-- Start SOURCE DATA --

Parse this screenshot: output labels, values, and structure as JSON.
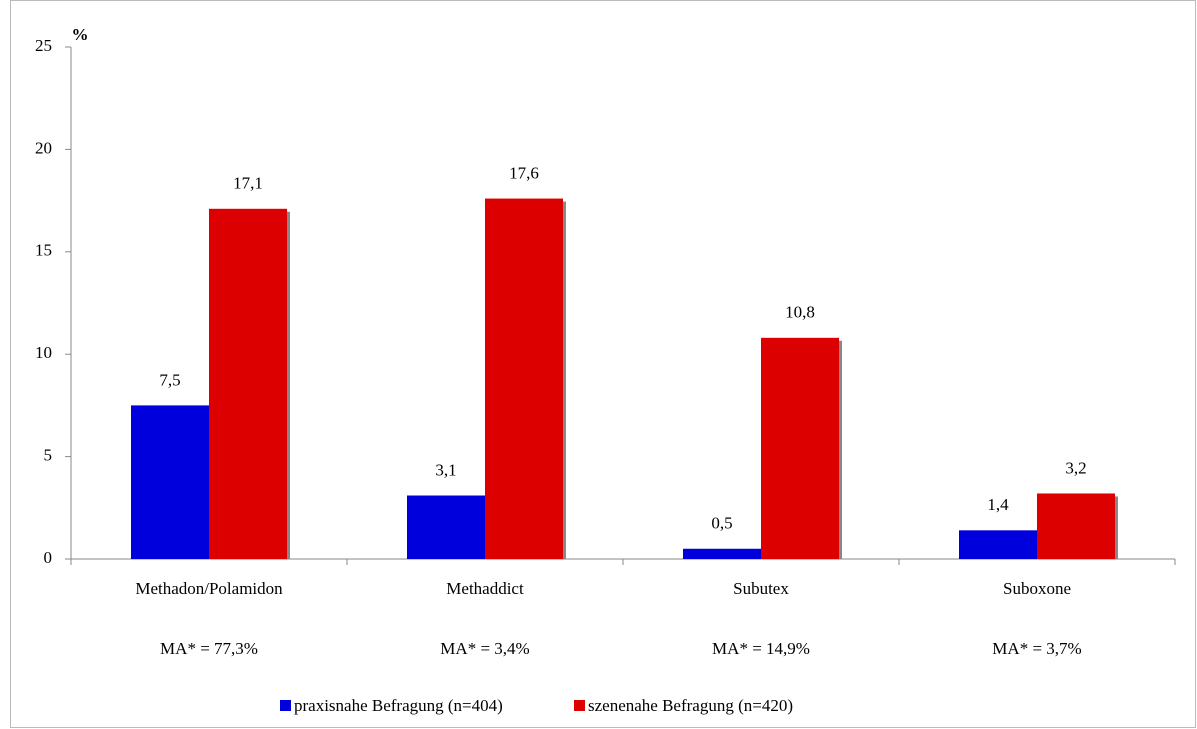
{
  "chart_data": {
    "type": "bar",
    "y_label": "%",
    "categories": [
      "Methadon/Polamidon",
      "Methaddict",
      "Subutex",
      "Suboxone"
    ],
    "annotations": [
      "MA* = 77,3%",
      "MA* = 3,4%",
      "MA* = 14,9%",
      "MA* = 3,7%"
    ],
    "series": [
      {
        "name": "praxisnahe Befragung (n=404)",
        "color": "#0000dd",
        "values": [
          7.5,
          3.1,
          0.5,
          1.4
        ],
        "value_labels": [
          "7,5",
          "3,1",
          "0,5",
          "1,4"
        ]
      },
      {
        "name": "szenenahe Befragung (n=420)",
        "color": "#dd0000",
        "values": [
          17.1,
          17.6,
          10.8,
          3.2
        ],
        "value_labels": [
          "17,1",
          "17,6",
          "10,8",
          "3,2"
        ]
      }
    ],
    "ylim": [
      0,
      25
    ],
    "yticks": [
      0,
      5,
      10,
      15,
      20,
      25
    ],
    "grid": false,
    "legend": "bottom"
  }
}
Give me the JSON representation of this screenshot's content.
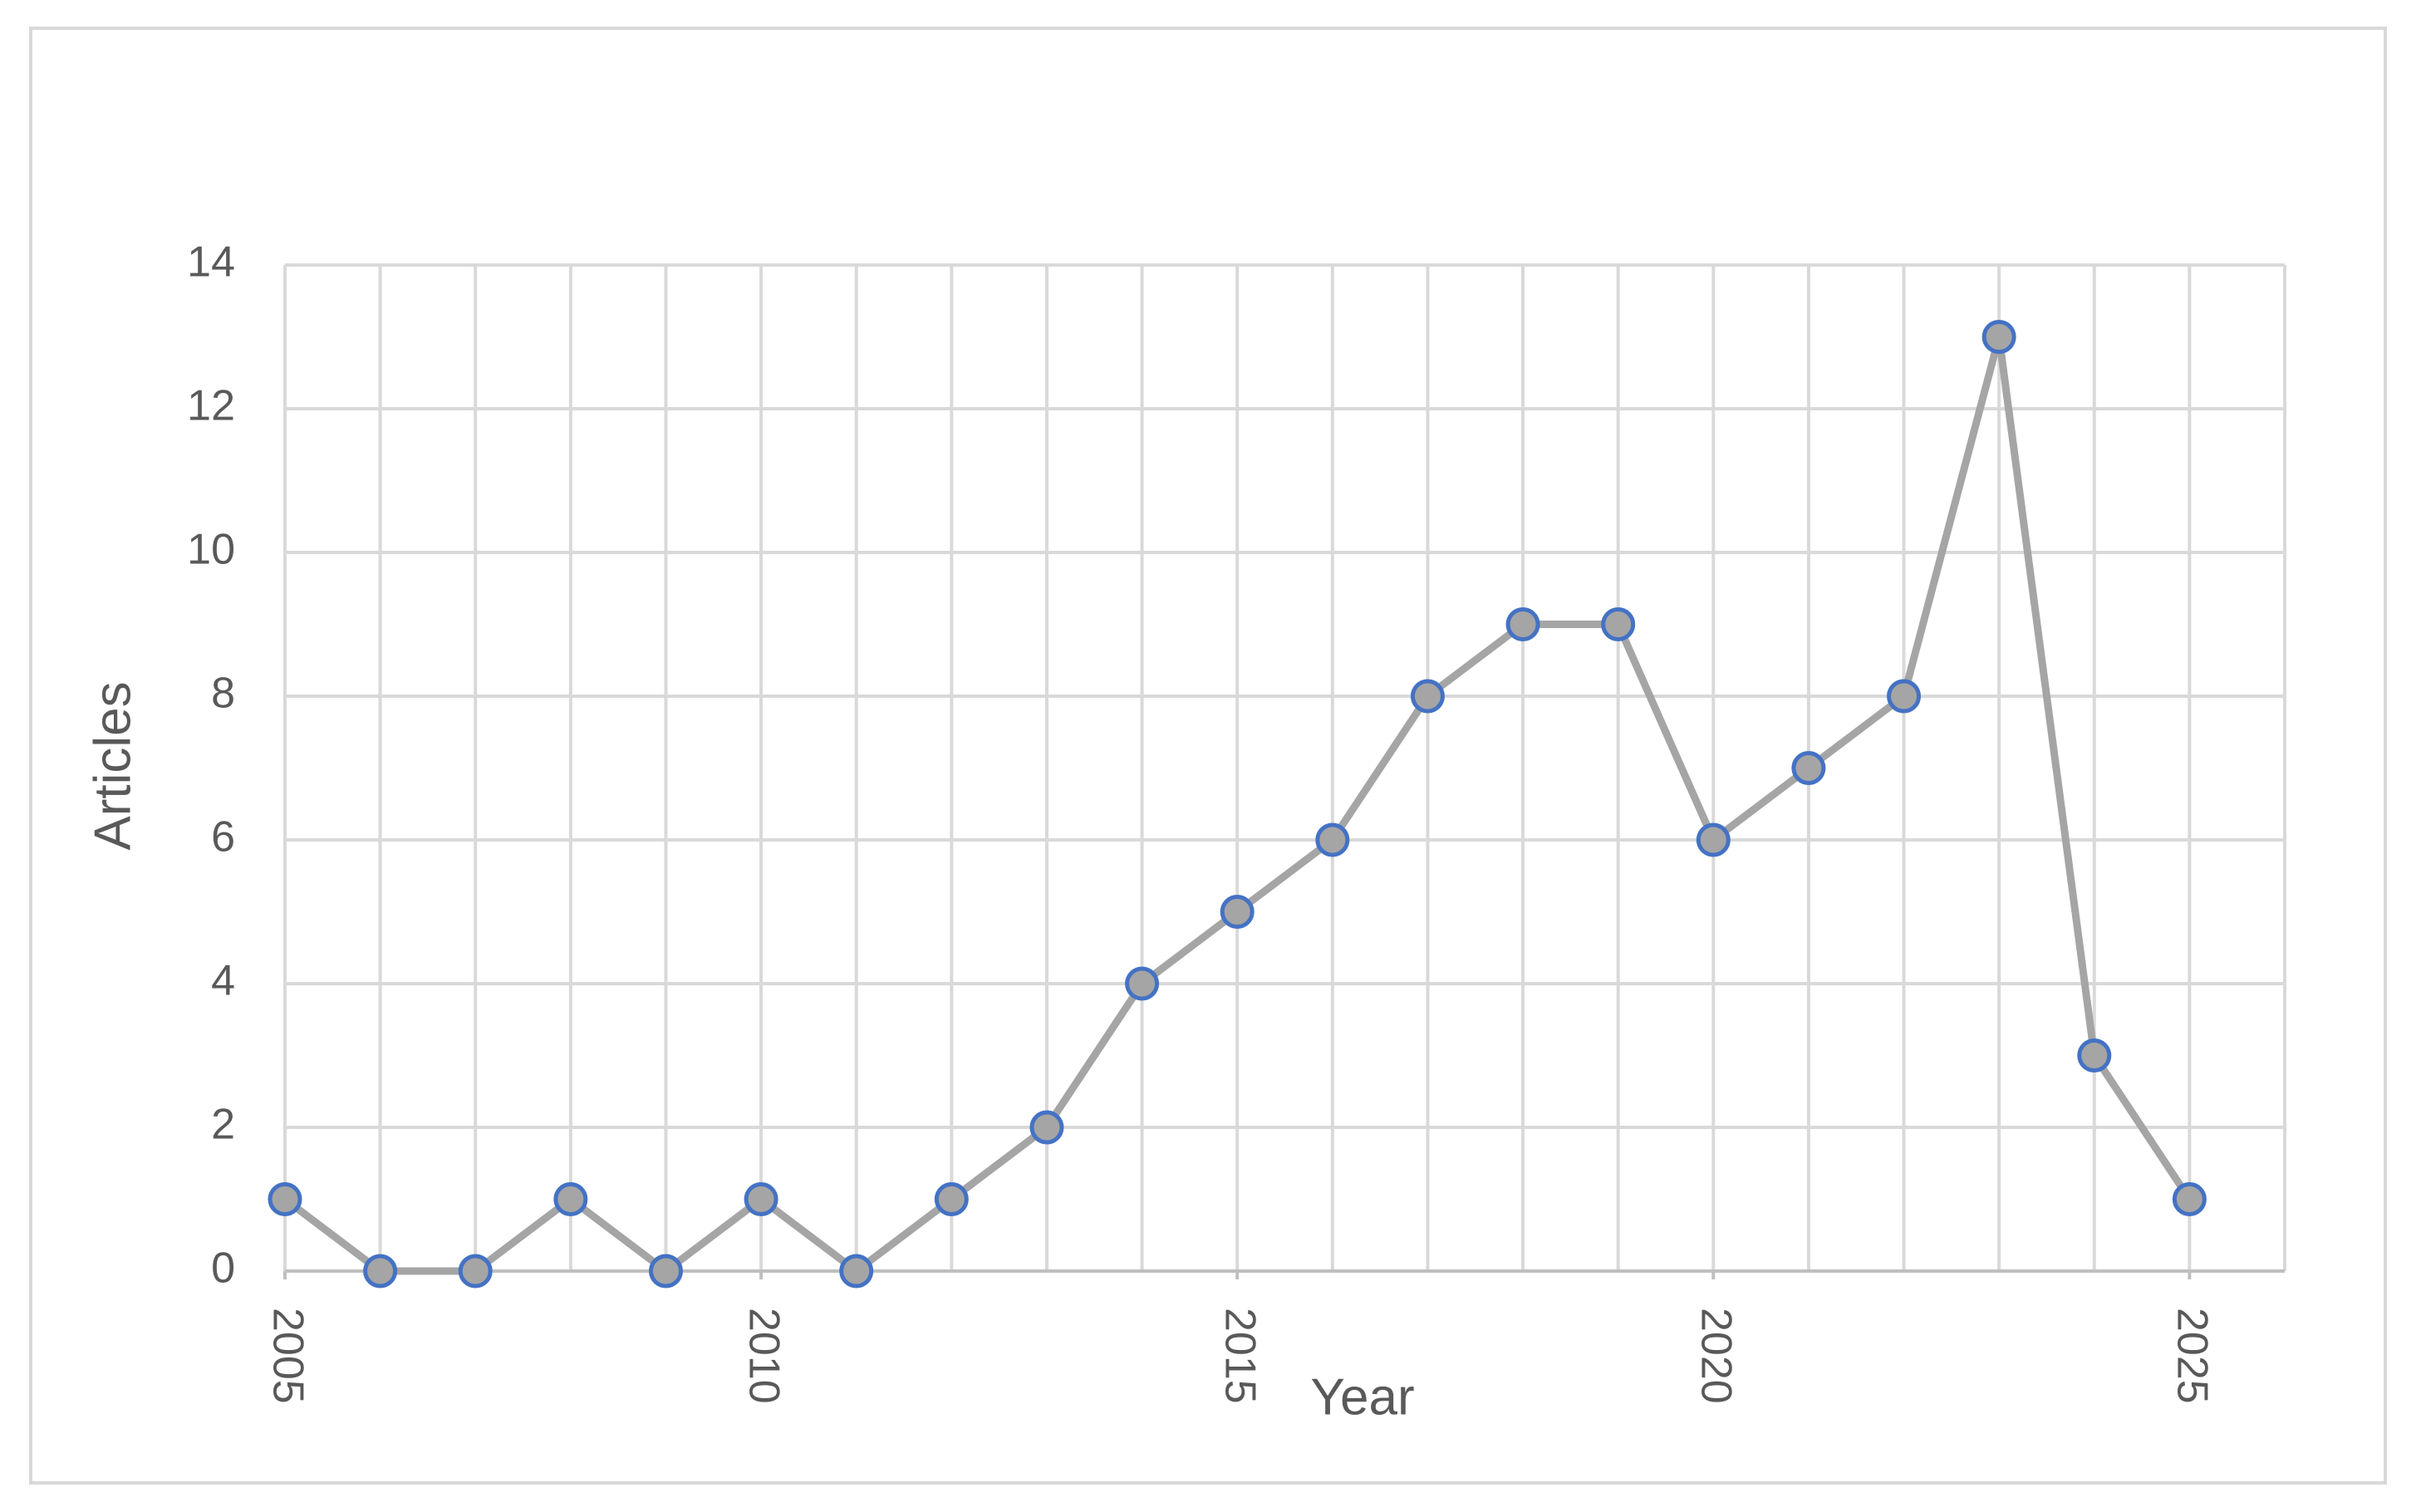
{
  "chart_data": {
    "type": "line",
    "x_label": "Year",
    "y_label": "Articles",
    "x": [
      2005,
      2006,
      2007,
      2008,
      2009,
      2010,
      2011,
      2012,
      2013,
      2014,
      2015,
      2016,
      2017,
      2018,
      2019,
      2020,
      2021,
      2022,
      2023,
      2024,
      2025
    ],
    "series": [
      {
        "color": "#a5a5a5",
        "marker_edge": "#4472c4",
        "values": [
          1,
          0,
          0,
          1,
          0,
          1,
          0,
          1,
          2,
          4,
          5,
          6,
          8,
          9,
          9,
          6,
          7,
          8,
          13,
          3,
          1
        ]
      }
    ],
    "xlim": [
      2005,
      2026
    ],
    "xticks": [
      2005,
      2010,
      2015,
      2020,
      2025
    ],
    "ylim": [
      0,
      14
    ],
    "yticks": [
      0,
      2,
      4,
      6,
      8,
      10,
      12,
      14
    ],
    "grid": true
  }
}
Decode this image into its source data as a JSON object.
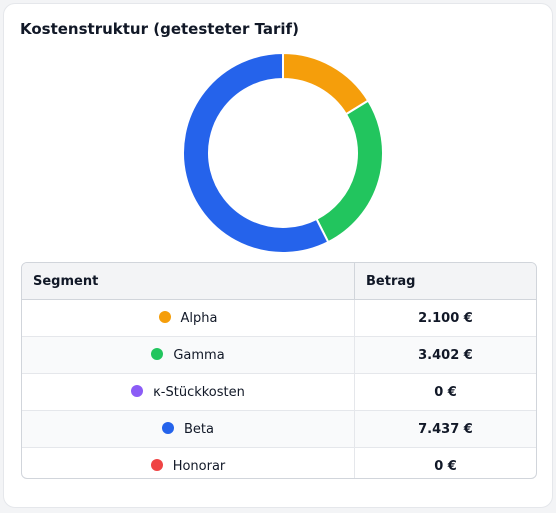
{
  "chart_data": {
    "type": "pie",
    "title": "Kostenstruktur (getesteter Tarif)",
    "columns": [
      "Segment",
      "Betrag"
    ],
    "slices": [
      {
        "label": "Alpha",
        "value": 2100,
        "display": "2.100 €",
        "color": "#f59e0b"
      },
      {
        "label": "Gamma",
        "value": 3402,
        "display": "3.402 €",
        "color": "#22c55e"
      },
      {
        "label": "κ-Stückkosten",
        "value": 0,
        "display": "0 €",
        "color": "#8b5cf6"
      },
      {
        "label": "Beta",
        "value": 7437,
        "display": "7.437 €",
        "color": "#2563eb"
      },
      {
        "label": "Honorar",
        "value": 0,
        "display": "0 €",
        "color": "#ef4444"
      }
    ]
  }
}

-- End SOURCE DATA --

SET PROBLEM:
Return each line of the data, keeping its wording exact and omitting pictures.

FINAL ANSWER:
Parse this screenshot: output labels, values, and structure as JSON.
{
  "chart_data": {
    "type": "bar",
    "y_label": "%",
    "categories": [
      "Methadon/Polamidon",
      "Methaddict",
      "Subutex",
      "Suboxone"
    ],
    "annotations": [
      "MA* = 77,3%",
      "MA* = 3,4%",
      "MA* = 14,9%",
      "MA* = 3,7%"
    ],
    "series": [
      {
        "name": "praxisnahe Befragung (n=404)",
        "color": "#0000dd",
        "values": [
          7.5,
          3.1,
          0.5,
          1.4
        ],
        "value_labels": [
          "7,5",
          "3,1",
          "0,5",
          "1,4"
        ]
      },
      {
        "name": "szenenahe Befragung (n=420)",
        "color": "#dd0000",
        "values": [
          17.1,
          17.6,
          10.8,
          3.2
        ],
        "value_labels": [
          "17,1",
          "17,6",
          "10,8",
          "3,2"
        ]
      }
    ],
    "ylim": [
      0,
      25
    ],
    "yticks": [
      0,
      5,
      10,
      15,
      20,
      25
    ],
    "grid": false,
    "legend": "bottom"
  }
}
Give me the JSON representation of this screenshot's content.
{
  "chart_data": {
    "type": "line",
    "x_label": "Year",
    "y_label": "Articles",
    "x": [
      2005,
      2006,
      2007,
      2008,
      2009,
      2010,
      2011,
      2012,
      2013,
      2014,
      2015,
      2016,
      2017,
      2018,
      2019,
      2020,
      2021,
      2022,
      2023,
      2024,
      2025
    ],
    "series": [
      {
        "color": "#a5a5a5",
        "marker_edge": "#4472c4",
        "values": [
          1,
          0,
          0,
          1,
          0,
          1,
          0,
          1,
          2,
          4,
          5,
          6,
          8,
          9,
          9,
          6,
          7,
          8,
          13,
          3,
          1
        ]
      }
    ],
    "xlim": [
      2005,
      2026
    ],
    "xticks": [
      2005,
      2010,
      2015,
      2020,
      2025
    ],
    "ylim": [
      0,
      14
    ],
    "yticks": [
      0,
      2,
      4,
      6,
      8,
      10,
      12,
      14
    ],
    "grid": true
  }
}
Decode this image into its source data as a JSON object.
{
  "chart_data": {
    "type": "pie",
    "title": "Kostenstruktur (getesteter Tarif)",
    "columns": [
      "Segment",
      "Betrag"
    ],
    "slices": [
      {
        "label": "Alpha",
        "value": 2100,
        "display": "2.100 €",
        "color": "#f59e0b"
      },
      {
        "label": "Gamma",
        "value": 3402,
        "display": "3.402 €",
        "color": "#22c55e"
      },
      {
        "label": "κ-Stückkosten",
        "value": 0,
        "display": "0 €",
        "color": "#8b5cf6"
      },
      {
        "label": "Beta",
        "value": 7437,
        "display": "7.437 €",
        "color": "#2563eb"
      },
      {
        "label": "Honorar",
        "value": 0,
        "display": "0 €",
        "color": "#ef4444"
      }
    ]
  }
}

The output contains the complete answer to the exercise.